Goal:
Write every line of the data below as a JSON list of strings, one string per line, and leave out blank lines.

Dataset entries:

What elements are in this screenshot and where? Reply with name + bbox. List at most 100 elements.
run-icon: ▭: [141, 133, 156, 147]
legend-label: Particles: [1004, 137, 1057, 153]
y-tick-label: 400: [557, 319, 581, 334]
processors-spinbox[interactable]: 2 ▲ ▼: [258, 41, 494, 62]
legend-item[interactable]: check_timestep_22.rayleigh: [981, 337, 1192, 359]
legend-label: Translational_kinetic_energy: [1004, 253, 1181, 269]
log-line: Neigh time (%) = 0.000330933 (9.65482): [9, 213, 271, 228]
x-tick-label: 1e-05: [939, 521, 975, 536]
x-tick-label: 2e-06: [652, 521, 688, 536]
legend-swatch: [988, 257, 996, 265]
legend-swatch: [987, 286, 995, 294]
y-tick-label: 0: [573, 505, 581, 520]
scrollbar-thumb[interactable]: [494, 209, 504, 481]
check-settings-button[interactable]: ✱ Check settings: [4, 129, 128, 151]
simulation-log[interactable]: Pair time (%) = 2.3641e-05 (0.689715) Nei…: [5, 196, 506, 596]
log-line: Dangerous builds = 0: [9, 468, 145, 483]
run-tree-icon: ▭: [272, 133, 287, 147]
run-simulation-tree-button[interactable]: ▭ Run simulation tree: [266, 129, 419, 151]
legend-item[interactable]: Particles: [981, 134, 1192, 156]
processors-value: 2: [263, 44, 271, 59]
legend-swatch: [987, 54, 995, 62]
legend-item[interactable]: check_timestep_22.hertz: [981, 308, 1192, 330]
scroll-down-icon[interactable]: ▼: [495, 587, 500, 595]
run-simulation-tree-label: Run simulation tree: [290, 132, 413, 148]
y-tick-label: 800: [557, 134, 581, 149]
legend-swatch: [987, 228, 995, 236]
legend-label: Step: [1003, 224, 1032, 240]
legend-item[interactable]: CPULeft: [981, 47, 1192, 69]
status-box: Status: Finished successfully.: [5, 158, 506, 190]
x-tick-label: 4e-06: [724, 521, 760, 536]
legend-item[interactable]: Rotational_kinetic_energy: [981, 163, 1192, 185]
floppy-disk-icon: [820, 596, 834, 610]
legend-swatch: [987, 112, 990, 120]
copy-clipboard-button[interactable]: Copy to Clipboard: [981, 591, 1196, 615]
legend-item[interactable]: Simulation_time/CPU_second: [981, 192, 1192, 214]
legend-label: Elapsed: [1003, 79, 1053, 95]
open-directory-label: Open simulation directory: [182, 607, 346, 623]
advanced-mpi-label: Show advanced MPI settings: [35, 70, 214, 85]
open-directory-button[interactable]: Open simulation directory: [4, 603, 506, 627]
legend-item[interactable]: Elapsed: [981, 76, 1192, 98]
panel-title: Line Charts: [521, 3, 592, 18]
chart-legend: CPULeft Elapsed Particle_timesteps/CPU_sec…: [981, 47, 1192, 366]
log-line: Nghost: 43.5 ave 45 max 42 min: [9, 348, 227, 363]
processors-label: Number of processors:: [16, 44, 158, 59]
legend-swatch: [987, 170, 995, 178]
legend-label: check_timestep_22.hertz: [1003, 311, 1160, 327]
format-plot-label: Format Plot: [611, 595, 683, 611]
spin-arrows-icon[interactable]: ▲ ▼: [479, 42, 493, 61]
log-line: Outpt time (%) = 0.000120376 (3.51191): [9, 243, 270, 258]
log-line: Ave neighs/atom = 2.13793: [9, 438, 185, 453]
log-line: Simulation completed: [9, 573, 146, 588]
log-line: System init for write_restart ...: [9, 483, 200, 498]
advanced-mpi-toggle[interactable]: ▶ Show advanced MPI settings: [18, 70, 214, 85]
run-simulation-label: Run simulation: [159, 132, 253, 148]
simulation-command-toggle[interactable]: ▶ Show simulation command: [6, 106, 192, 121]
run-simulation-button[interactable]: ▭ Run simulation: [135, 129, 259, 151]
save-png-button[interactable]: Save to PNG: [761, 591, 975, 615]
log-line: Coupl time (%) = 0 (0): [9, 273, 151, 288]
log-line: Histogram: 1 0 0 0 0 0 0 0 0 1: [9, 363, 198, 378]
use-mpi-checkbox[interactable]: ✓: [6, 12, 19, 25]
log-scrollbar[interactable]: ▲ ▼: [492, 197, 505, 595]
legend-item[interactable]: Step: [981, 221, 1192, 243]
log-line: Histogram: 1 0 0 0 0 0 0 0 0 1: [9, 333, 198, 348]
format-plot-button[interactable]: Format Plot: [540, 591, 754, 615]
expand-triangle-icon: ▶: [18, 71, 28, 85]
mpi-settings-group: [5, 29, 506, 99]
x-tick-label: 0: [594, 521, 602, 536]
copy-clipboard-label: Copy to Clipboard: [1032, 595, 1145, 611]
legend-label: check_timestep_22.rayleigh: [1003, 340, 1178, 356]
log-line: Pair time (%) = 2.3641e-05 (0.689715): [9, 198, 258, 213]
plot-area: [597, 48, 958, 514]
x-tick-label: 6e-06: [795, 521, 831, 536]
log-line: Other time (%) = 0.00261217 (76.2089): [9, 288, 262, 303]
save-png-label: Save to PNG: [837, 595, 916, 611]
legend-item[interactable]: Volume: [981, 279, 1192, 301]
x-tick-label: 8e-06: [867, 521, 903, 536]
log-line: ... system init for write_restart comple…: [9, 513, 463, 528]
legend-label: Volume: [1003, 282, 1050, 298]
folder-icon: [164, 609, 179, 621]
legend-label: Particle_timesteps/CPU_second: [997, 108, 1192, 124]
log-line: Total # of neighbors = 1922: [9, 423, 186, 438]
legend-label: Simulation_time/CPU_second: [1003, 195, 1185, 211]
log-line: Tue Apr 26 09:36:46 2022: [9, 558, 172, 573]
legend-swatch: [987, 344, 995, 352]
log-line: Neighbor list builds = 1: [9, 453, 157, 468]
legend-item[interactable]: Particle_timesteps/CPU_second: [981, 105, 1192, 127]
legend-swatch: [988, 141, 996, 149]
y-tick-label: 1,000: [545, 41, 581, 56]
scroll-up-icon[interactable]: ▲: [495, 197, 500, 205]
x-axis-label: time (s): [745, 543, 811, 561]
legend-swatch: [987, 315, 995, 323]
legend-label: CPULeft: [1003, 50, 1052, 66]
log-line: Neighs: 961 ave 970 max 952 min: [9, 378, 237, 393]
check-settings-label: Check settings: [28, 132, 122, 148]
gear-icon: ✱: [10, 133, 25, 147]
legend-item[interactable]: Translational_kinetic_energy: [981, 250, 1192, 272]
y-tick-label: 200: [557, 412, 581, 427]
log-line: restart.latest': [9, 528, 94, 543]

Task response:
[
  "What elements are in this screenshot and where? Reply with name + bbox. List at most 100 elements.",
  "run-icon: ▭: [141, 133, 156, 147]",
  "legend-label: Particles: [1004, 137, 1057, 153]",
  "y-tick-label: 400: [557, 319, 581, 334]",
  "processors-spinbox[interactable]: 2 ▲ ▼: [258, 41, 494, 62]",
  "legend-item[interactable]: check_timestep_22.rayleigh: [981, 337, 1192, 359]",
  "legend-label: Translational_kinetic_energy: [1004, 253, 1181, 269]",
  "log-line: Neigh time (%) = 0.000330933 (9.65482): [9, 213, 271, 228]",
  "x-tick-label: 1e-05: [939, 521, 975, 536]",
  "x-tick-label: 2e-06: [652, 521, 688, 536]",
  "legend-swatch: [988, 257, 996, 265]",
  "legend-swatch: [987, 286, 995, 294]",
  "y-tick-label: 0: [573, 505, 581, 520]",
  "scrollbar-thumb[interactable]: [494, 209, 504, 481]",
  "check-settings-button[interactable]: ✱ Check settings: [4, 129, 128, 151]",
  "simulation-log[interactable]: Pair time (%) = 2.3641e-05 (0.689715) Nei…: [5, 196, 506, 596]",
  "log-line: Dangerous builds = 0: [9, 468, 145, 483]",
  "run-tree-icon: ▭: [272, 133, 287, 147]",
  "run-simulation-tree-button[interactable]: ▭ Run simulation tree: [266, 129, 419, 151]",
  "legend-item[interactable]: Particles: [981, 134, 1192, 156]",
  "processors-value: 2: [263, 44, 271, 59]",
  "legend-swatch: [987, 54, 995, 62]",
  "legend-item[interactable]: check_timestep_22.hertz: [981, 308, 1192, 330]",
  "scroll-down-icon[interactable]: ▼: [495, 587, 500, 595]",
  "run-simulation-tree-label: Run simulation tree: [290, 132, 413, 148]",
  "y-tick-label: 800: [557, 134, 581, 149]",
  "legend-swatch: [987, 228, 995, 236]",
  "legend-label: Step: [1003, 224, 1032, 240]",
  "legend-item[interactable]: CPULeft: [981, 47, 1192, 69]",
  "status-box: Status: Finished successfully.: [5, 158, 506, 190]",
  "x-tick-label: 4e-06: [724, 521, 760, 536]",
  "legend-item[interactable]: Rotational_kinetic_energy: [981, 163, 1192, 185]",
  "floppy-disk-icon: [820, 596, 834, 610]",
  "legend-swatch: [987, 112, 990, 120]",
  "copy-clipboard-button[interactable]: Copy to Clipboard: [981, 591, 1196, 615]",
  "legend-item[interactable]: Simulation_time/CPU_second: [981, 192, 1192, 214]",
  "legend-label: Elapsed: [1003, 79, 1053, 95]",
  "open-directory-label: Open simulation directory: [182, 607, 346, 623]",
  "advanced-mpi-label: Show advanced MPI settings: [35, 70, 214, 85]",
  "open-directory-button[interactable]: Open simulation directory: [4, 603, 506, 627]",
  "legend-item[interactable]: Elapsed: [981, 76, 1192, 98]",
  "panel-title: Line Charts: [521, 3, 592, 18]",
  "chart-legend: CPULeft Elapsed Particle_timesteps/CPU_sec…: [981, 47, 1192, 366]",
  "log-line: Nghost: 43.5 ave 45 max 42 min: [9, 348, 227, 363]",
  "processors-label: Number of processors:: [16, 44, 158, 59]",
  "legend-swatch: [987, 170, 995, 178]",
  "legend-label: check_timestep_22.hertz: [1003, 311, 1160, 327]",
  "format-plot-label: Format Plot: [611, 595, 683, 611]",
  "spin-arrows-icon[interactable]: ▲ ▼: [479, 42, 493, 61]",
  "log-line: Outpt time (%) = 0.000120376 (3.51191): [9, 243, 270, 258]",
  "log-line: Ave neighs/atom = 2.13793: [9, 438, 185, 453]",
  "log-line: Simulation completed: [9, 573, 146, 588]",
  "log-line: System init for write_restart ...: [9, 483, 200, 498]",
  "advanced-mpi-toggle[interactable]: ▶ Show advanced MPI settings: [18, 70, 214, 85]",
  "run-simulation-label: Run simulation: [159, 132, 253, 148]",
  "simulation-command-toggle[interactable]: ▶ Show simulation command: [6, 106, 192, 121]",
  "run-simulation-button[interactable]: ▭ Run simulation: [135, 129, 259, 151]",
  "save-png-button[interactable]: Save to PNG: [761, 591, 975, 615]",
  "log-line: Coupl time (%) = 0 (0): [9, 273, 151, 288]",
  "log-line: Histogram: 1 0 0 0 0 0 0 0 0 1: [9, 363, 198, 378]",
  "use-mpi-checkbox[interactable]: ✓: [6, 12, 19, 25]",
  "log-scrollbar[interactable]: ▲ ▼: [492, 197, 505, 595]",
  "legend-item[interactable]: Step: [981, 221, 1192, 243]",
  "log-line: Histogram: 1 0 0 0 0 0 0 0 0 1: [9, 333, 198, 348]",
  "format-plot-button[interactable]: Format Plot: [540, 591, 754, 615]",
  "expand-triangle-icon: ▶: [18, 71, 28, 85]",
  "mpi-settings-group: [5, 29, 506, 99]",
  "x-tick-label: 0: [594, 521, 602, 536]",
  "copy-clipboard-label: Copy to Clipboard: [1032, 595, 1145, 611]",
  "legend-label: check_timestep_22.rayleigh: [1003, 340, 1178, 356]",
  "log-line: Pair time (%) = 2.3641e-05 (0.689715): [9, 198, 258, 213]",
  "plot-area: [597, 48, 958, 514]",
  "x-tick-label: 6e-06: [795, 521, 831, 536]",
  "log-line: Other time (%) = 0.00261217 (76.2089): [9, 288, 262, 303]",
  "save-png-label: Save to PNG: [837, 595, 916, 611]",
  "legend-item[interactable]: Volume: [981, 279, 1192, 301]",
  "x-tick-label: 8e-06: [867, 521, 903, 536]",
  "log-line: ... system init for write_restart comple…: [9, 513, 463, 528]",
  "legend-label: Volume: [1003, 282, 1050, 298]",
  "folder-icon: [164, 609, 179, 621]",
  "legend-label: Particle_timesteps/CPU_second: [997, 108, 1192, 124]",
  "log-line: Total # of neighbors = 1922: [9, 423, 186, 438]",
  "legend-label: Simulation_time/CPU_second: [1003, 195, 1185, 211]",
  "log-line: Tue Apr 26 09:36:46 2022: [9, 558, 172, 573]",
  "legend-swatch: [987, 344, 995, 352]",
  "log-line: Neighbor list builds = 1: [9, 453, 157, 468]",
  "legend-item[interactable]: Particle_timesteps/CPU_second: [981, 105, 1192, 127]",
  "legend-swatch: [988, 141, 996, 149]",
  "y-tick-label: 1,000: [545, 41, 581, 56]",
  "scroll-up-icon[interactable]: ▲: [495, 197, 500, 205]",
  "x-axis-label: time (s): [745, 543, 811, 561]",
  "legend-swatch: [987, 315, 995, 323]",
  "legend-label: CPULeft: [1003, 50, 1052, 66]",
  "log-line: Neighs: 961 ave 970 max 952 min: [9, 378, 237, 393]",
  "check-settings-label: Check settings: [28, 132, 122, 148]",
  "gear-icon: ✱: [10, 133, 25, 147]",
  "legend-item[interactable]: Translational_kinetic_energy: [981, 250, 1192, 272]",
  "y-tick-label: 200: [557, 412, 581, 427]",
  "log-line: restart.latest': [9, 528, 94, 543]"
]